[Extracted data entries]
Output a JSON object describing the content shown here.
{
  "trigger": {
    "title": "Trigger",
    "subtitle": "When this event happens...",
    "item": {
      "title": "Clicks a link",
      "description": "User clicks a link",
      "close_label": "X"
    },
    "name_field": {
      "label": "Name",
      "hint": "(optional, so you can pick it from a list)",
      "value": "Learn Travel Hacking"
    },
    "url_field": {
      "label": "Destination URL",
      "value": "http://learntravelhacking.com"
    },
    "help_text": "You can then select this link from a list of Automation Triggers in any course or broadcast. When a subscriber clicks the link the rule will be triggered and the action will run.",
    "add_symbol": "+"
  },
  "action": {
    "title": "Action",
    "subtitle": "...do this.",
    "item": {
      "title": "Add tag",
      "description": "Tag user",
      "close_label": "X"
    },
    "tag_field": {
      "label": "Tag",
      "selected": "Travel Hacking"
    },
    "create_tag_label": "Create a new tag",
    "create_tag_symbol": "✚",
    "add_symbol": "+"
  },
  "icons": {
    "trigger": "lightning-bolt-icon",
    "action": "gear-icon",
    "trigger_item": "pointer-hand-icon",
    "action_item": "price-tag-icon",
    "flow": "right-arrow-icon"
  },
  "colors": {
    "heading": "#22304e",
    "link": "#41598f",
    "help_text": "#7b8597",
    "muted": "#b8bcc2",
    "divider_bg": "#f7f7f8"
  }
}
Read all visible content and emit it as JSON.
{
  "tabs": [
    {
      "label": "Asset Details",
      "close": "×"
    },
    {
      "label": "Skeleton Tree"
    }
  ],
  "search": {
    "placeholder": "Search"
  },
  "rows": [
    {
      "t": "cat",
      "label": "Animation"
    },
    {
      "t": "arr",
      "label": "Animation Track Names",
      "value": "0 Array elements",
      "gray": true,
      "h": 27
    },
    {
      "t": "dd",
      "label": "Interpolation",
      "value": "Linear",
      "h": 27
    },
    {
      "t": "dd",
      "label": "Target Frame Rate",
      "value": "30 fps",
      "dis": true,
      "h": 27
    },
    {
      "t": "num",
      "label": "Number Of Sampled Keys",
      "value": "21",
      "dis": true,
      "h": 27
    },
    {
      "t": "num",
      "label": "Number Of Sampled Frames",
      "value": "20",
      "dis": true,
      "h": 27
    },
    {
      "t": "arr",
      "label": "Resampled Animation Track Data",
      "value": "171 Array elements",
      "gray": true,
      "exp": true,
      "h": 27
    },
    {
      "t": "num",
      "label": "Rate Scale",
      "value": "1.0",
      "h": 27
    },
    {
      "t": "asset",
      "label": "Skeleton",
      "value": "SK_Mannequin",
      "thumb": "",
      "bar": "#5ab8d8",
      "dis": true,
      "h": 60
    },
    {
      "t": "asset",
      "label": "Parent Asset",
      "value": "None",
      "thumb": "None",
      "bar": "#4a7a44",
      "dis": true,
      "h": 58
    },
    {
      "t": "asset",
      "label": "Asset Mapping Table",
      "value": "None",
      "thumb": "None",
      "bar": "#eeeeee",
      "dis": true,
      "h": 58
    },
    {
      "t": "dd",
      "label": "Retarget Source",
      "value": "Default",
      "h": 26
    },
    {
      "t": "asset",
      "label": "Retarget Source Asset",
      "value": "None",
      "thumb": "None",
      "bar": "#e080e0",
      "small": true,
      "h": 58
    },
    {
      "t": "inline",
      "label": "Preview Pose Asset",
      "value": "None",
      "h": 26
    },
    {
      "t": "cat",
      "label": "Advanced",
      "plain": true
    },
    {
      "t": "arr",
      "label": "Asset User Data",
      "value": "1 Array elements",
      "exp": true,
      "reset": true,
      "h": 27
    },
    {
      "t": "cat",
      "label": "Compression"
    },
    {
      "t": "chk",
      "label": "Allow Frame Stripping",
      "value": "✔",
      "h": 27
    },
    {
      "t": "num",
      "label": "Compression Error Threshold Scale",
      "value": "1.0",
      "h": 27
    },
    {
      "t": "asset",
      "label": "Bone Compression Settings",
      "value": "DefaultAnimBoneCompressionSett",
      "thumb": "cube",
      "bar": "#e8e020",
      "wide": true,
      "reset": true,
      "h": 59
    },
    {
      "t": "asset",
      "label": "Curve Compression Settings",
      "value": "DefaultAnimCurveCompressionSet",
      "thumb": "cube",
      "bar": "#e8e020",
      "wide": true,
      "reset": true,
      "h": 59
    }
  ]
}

• [The exercise]: Exactly as shown above, return every record.

• [Full solution]:
Output a JSON object describing the content shown here.
{
  "trigger": {
    "title": "Trigger",
    "subtitle": "When this event happens...",
    "item": {
      "title": "Clicks a link",
      "description": "User clicks a link",
      "close_label": "X"
    },
    "name_field": {
      "label": "Name",
      "hint": "(optional, so you can pick it from a list)",
      "value": "Learn Travel Hacking"
    },
    "url_field": {
      "label": "Destination URL",
      "value": "http://learntravelhacking.com"
    },
    "help_text": "You can then select this link from a list of Automation Triggers in any course or broadcast. When a subscriber clicks the link the rule will be triggered and the action will run.",
    "add_symbol": "+"
  },
  "action": {
    "title": "Action",
    "subtitle": "...do this.",
    "item": {
      "title": "Add tag",
      "description": "Tag user",
      "close_label": "X"
    },
    "tag_field": {
      "label": "Tag",
      "selected": "Travel Hacking"
    },
    "create_tag_label": "Create a new tag",
    "create_tag_symbol": "✚",
    "add_symbol": "+"
  },
  "icons": {
    "trigger": "lightning-bolt-icon",
    "action": "gear-icon",
    "trigger_item": "pointer-hand-icon",
    "action_item": "price-tag-icon",
    "flow": "right-arrow-icon"
  },
  "colors": {
    "heading": "#22304e",
    "link": "#41598f",
    "help_text": "#7b8597",
    "muted": "#b8bcc2",
    "divider_bg": "#f7f7f8"
  }
}
Read all visible content and emit it as JSON.
{
  "tabs": [
    {
      "label": "Asset Details",
      "close": "×"
    },
    {
      "label": "Skeleton Tree"
    }
  ],
  "search": {
    "placeholder": "Search"
  },
  "rows": [
    {
      "t": "cat",
      "label": "Animation"
    },
    {
      "t": "arr",
      "label": "Animation Track Names",
      "value": "0 Array elements",
      "gray": true,
      "h": 27
    },
    {
      "t": "dd",
      "label": "Interpolation",
      "value": "Linear",
      "h": 27
    },
    {
      "t": "dd",
      "label": "Target Frame Rate",
      "value": "30 fps",
      "dis": true,
      "h": 27
    },
    {
      "t": "num",
      "label": "Number Of Sampled Keys",
      "value": "21",
      "dis": true,
      "h": 27
    },
    {
      "t": "num",
      "label": "Number Of Sampled Frames",
      "value": "20",
      "dis": true,
      "h": 27
    },
    {
      "t": "arr",
      "label": "Resampled Animation Track Data",
      "value": "171 Array elements",
      "gray": true,
      "exp": true,
      "h": 27
    },
    {
      "t": "num",
      "label": "Rate Scale",
      "value": "1.0",
      "h": 27
    },
    {
      "t": "asset",
      "label": "Skeleton",
      "value": "SK_Mannequin",
      "thumb": "",
      "bar": "#5ab8d8",
      "dis": true,
      "h": 60
    },
    {
      "t": "asset",
      "label": "Parent Asset",
      "value": "None",
      "thumb": "None",
      "bar": "#4a7a44",
      "dis": true,
      "h": 58
    },
    {
      "t": "asset",
      "label": "Asset Mapping Table",
      "value": "None",
      "thumb": "None",
      "bar": "#eeeeee",
      "dis": true,
      "h": 58
    },
    {
      "t": "dd",
      "label": "Retarget Source",
      "value": "Default",
      "h": 26
    },
    {
      "t": "asset",
      "label": "Retarget Source Asset",
      "value": "None",
      "thumb": "None",
      "bar": "#e080e0",
      "small": true,
      "h": 58
    },
    {
      "t": "inline",
      "label": "Preview Pose Asset",
      "value": "None",
      "h": 26
    },
    {
      "t": "cat",
      "label": "Advanced",
      "plain": true
    },
    {
      "t": "arr",
      "label": "Asset User Data",
      "value": "1 Array elements",
      "exp": true,
      "reset": true,
      "h": 27
    },
    {
      "t": "cat",
      "label": "Compression"
    },
    {
      "t": "chk",
      "label": "Allow Frame Stripping",
      "value": "✔",
      "h": 27
    },
    {
      "t": "num",
      "label": "Compression Error Threshold Scale",
      "value": "1.0",
      "h": 27
    },
    {
      "t": "asset",
      "label": "Bone Compression Settings",
      "value": "DefaultAnimBoneCompressionSett",
      "thumb": "cube",
      "bar": "#e8e020",
      "wide": true,
      "reset": true,
      "h": 59
    },
    {
      "t": "asset",
      "label": "Curve Compression Settings",
      "value": "DefaultAnimCurveCompressionSet",
      "thumb": "cube",
      "bar": "#e8e020",
      "wide": true,
      "reset": true,
      "h": 59
    }
  ]
}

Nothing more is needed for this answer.